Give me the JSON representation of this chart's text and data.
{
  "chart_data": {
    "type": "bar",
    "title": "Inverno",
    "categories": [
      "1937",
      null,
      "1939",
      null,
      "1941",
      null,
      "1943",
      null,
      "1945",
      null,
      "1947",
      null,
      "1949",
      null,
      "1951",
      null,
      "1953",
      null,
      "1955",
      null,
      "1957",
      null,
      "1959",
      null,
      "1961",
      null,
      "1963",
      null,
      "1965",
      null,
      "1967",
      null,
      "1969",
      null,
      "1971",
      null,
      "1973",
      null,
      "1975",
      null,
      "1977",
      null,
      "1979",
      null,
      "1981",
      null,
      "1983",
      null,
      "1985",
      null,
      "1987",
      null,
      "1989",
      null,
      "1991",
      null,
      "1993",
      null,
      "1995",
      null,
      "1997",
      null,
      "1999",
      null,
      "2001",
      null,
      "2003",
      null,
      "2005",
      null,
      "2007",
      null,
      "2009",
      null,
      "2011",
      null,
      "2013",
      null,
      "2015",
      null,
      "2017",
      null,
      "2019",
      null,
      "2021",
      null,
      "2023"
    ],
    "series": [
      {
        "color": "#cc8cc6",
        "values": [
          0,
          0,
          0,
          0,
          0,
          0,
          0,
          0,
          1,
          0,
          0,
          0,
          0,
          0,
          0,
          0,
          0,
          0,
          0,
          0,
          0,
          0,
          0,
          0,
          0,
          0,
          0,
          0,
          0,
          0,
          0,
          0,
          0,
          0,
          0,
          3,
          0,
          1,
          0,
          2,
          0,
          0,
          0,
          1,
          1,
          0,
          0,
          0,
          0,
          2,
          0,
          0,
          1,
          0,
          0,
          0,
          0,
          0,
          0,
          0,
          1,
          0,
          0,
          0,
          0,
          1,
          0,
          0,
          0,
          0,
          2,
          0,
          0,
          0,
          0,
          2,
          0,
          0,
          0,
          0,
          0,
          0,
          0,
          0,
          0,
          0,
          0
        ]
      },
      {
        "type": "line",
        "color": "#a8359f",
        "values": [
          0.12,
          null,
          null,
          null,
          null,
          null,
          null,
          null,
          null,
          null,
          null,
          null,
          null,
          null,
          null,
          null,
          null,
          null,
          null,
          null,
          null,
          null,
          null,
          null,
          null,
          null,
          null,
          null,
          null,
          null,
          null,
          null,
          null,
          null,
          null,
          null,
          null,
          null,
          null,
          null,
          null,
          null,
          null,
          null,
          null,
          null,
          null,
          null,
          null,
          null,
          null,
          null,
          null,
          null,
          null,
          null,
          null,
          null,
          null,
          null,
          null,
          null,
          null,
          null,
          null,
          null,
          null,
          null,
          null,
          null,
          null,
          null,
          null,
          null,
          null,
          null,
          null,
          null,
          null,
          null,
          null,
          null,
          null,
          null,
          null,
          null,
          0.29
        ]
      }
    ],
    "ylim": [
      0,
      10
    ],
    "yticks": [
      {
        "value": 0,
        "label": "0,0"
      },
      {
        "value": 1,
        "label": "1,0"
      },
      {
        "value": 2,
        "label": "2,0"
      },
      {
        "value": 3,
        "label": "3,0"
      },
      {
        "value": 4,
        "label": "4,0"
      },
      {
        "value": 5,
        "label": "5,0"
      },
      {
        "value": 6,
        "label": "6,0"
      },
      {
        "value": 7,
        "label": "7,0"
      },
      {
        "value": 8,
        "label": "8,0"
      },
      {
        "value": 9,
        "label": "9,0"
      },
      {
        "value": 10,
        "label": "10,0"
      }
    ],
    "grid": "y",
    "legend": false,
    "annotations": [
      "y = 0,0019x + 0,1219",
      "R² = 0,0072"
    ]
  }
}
--
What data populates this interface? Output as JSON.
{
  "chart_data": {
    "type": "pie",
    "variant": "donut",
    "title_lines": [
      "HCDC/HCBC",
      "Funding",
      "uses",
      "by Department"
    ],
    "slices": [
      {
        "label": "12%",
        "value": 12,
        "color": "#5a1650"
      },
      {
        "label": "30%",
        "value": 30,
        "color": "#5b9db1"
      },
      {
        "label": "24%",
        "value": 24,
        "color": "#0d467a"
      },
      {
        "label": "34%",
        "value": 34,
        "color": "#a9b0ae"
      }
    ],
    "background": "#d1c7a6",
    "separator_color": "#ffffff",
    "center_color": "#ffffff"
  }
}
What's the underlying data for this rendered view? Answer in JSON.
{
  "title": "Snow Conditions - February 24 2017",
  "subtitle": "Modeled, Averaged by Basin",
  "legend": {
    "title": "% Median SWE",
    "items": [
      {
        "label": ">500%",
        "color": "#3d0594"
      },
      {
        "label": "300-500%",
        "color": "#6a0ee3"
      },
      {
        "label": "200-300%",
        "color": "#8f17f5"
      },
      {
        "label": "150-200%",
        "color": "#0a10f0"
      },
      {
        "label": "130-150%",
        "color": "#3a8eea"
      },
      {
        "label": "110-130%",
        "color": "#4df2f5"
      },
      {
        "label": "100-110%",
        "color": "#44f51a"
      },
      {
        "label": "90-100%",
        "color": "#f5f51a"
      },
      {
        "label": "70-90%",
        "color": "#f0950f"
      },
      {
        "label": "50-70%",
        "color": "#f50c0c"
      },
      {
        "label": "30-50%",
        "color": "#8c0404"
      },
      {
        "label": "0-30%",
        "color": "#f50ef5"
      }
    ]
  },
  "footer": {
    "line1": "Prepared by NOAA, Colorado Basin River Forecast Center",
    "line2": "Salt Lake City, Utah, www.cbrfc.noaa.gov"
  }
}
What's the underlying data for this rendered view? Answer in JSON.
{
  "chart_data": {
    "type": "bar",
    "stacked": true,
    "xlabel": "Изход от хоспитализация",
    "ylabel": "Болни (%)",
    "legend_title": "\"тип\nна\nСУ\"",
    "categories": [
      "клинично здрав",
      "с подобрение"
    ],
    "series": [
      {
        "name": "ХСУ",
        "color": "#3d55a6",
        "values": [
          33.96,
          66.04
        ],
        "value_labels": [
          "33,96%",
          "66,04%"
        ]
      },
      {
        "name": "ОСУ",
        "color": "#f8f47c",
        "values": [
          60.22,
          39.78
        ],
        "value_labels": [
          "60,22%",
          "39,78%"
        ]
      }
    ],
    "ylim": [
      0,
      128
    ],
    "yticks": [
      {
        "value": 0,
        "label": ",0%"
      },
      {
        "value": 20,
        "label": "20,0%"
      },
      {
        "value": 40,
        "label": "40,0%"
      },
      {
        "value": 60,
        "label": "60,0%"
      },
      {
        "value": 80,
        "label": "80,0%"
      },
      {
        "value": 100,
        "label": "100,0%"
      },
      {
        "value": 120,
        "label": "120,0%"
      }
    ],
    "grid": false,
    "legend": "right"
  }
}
---
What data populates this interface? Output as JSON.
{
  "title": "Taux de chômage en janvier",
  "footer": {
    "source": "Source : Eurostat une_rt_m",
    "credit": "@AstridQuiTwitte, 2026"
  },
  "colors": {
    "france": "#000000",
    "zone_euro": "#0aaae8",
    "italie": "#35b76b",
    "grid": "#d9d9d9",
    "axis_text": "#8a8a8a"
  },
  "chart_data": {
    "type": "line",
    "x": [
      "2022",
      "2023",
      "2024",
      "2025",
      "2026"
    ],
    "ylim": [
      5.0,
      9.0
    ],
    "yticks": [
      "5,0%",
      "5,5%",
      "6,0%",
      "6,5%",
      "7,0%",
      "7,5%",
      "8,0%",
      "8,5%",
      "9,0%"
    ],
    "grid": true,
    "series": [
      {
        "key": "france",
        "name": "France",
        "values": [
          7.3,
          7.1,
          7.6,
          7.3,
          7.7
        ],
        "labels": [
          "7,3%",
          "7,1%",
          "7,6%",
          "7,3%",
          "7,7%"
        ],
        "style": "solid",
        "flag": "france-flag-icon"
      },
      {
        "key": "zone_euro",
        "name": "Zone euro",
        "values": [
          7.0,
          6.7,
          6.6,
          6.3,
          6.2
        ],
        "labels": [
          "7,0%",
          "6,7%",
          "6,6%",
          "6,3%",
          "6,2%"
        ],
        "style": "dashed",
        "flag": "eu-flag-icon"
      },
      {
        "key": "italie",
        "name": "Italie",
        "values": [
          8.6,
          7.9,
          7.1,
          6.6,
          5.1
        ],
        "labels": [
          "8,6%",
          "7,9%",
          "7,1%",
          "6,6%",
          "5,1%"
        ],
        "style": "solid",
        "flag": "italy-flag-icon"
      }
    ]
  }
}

Written task =>
From the records above, copy every line that holds the word "Basin".

The answer =>
  "subtitle": "Modeled, Averaged by Basin",
    "line1": "Prepared by NOAA, Colorado Basin River Forecast Center",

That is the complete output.